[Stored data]
□ □ □ □ □ □ □
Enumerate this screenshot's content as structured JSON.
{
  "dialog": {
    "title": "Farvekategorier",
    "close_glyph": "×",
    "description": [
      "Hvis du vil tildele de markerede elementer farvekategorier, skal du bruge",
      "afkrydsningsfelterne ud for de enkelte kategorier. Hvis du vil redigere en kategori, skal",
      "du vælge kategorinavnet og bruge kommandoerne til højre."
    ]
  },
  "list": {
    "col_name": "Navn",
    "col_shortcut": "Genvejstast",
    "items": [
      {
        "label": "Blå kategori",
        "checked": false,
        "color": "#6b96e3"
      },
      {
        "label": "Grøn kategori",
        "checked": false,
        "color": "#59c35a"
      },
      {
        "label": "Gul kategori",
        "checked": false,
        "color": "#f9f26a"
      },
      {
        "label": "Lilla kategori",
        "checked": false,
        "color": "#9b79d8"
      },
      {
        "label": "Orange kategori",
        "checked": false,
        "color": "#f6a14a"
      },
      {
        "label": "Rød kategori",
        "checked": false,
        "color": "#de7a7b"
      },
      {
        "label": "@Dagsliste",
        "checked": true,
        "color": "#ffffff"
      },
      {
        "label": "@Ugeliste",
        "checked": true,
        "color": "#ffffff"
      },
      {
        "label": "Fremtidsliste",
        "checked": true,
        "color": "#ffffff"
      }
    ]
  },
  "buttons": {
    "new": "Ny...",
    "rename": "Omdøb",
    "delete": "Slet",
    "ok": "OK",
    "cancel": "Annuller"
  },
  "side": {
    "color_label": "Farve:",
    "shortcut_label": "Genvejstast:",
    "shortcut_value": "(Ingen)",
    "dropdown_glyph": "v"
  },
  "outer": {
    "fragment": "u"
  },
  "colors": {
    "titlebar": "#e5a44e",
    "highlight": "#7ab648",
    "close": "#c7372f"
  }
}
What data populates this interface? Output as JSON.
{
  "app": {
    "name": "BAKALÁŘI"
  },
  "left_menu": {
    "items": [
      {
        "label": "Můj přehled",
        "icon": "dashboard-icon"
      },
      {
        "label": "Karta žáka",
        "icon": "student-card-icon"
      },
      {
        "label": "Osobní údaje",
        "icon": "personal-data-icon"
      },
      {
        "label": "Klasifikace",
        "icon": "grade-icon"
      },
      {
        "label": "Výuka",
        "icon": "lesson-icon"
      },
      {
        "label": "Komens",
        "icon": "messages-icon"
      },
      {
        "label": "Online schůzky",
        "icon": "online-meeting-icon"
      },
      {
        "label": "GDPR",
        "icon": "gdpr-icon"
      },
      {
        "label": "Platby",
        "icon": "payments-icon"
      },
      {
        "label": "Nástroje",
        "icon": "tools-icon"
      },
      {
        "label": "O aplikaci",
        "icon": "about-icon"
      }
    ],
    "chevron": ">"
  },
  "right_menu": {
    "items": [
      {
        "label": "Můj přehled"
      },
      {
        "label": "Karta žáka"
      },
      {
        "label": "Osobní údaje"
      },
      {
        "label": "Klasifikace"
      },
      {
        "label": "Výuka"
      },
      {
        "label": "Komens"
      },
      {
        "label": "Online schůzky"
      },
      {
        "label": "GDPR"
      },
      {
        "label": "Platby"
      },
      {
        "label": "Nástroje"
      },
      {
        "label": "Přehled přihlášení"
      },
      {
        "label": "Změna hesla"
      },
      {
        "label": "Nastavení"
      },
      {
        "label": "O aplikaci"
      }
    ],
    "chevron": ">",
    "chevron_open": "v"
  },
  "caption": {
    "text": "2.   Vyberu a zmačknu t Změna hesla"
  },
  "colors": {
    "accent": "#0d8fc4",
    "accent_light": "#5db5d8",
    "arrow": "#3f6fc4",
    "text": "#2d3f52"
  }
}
□ □ □ □ □ □ □
## Required work
Beginning at the line that holds "What data populates", write out word for word each line through the end of the records.

## Problem solution
What data populates this interface? Output as JSON.
{
  "app": {
    "name": "BAKALÁŘI"
  },
  "left_menu": {
    "items": [
      {
        "label": "Můj přehled",
        "icon": "dashboard-icon"
      },
      {
        "label": "Karta žáka",
        "icon": "student-card-icon"
      },
      {
        "label": "Osobní údaje",
        "icon": "personal-data-icon"
      },
      {
        "label": "Klasifikace",
        "icon": "grade-icon"
      },
      {
        "label": "Výuka",
        "icon": "lesson-icon"
      },
      {
        "label": "Komens",
        "icon": "messages-icon"
      },
      {
        "label": "Online schůzky",
        "icon": "online-meeting-icon"
      },
      {
        "label": "GDPR",
        "icon": "gdpr-icon"
      },
      {
        "label": "Platby",
        "icon": "payments-icon"
      },
      {
        "label": "Nástroje",
        "icon": "tools-icon"
      },
      {
        "label": "O aplikaci",
        "icon": "about-icon"
      }
    ],
    "chevron": ">"
  },
  "right_menu": {
    "items": [
      {
        "label": "Můj přehled"
      },
      {
        "label": "Karta žáka"
      },
      {
        "label": "Osobní údaje"
      },
      {
        "label": "Klasifikace"
      },
      {
        "label": "Výuka"
      },
      {
        "label": "Komens"
      },
      {
        "label": "Online schůzky"
      },
      {
        "label": "GDPR"
      },
      {
        "label": "Platby"
      },
      {
        "label": "Nástroje"
      },
      {
        "label": "Přehled přihlášení"
      },
      {
        "label": "Změna hesla"
      },
      {
        "label": "Nastavení"
      },
      {
        "label": "O aplikaci"
      }
    ],
    "chevron": ">",
    "chevron_open": "v"
  },
  "caption": {
    "text": "2.   Vyberu a zmačknu t Změna hesla"
  },
  "colors": {
    "accent": "#0d8fc4",
    "accent_light": "#5db5d8",
    "arrow": "#3f6fc4",
    "text": "#2d3f52"
  }
}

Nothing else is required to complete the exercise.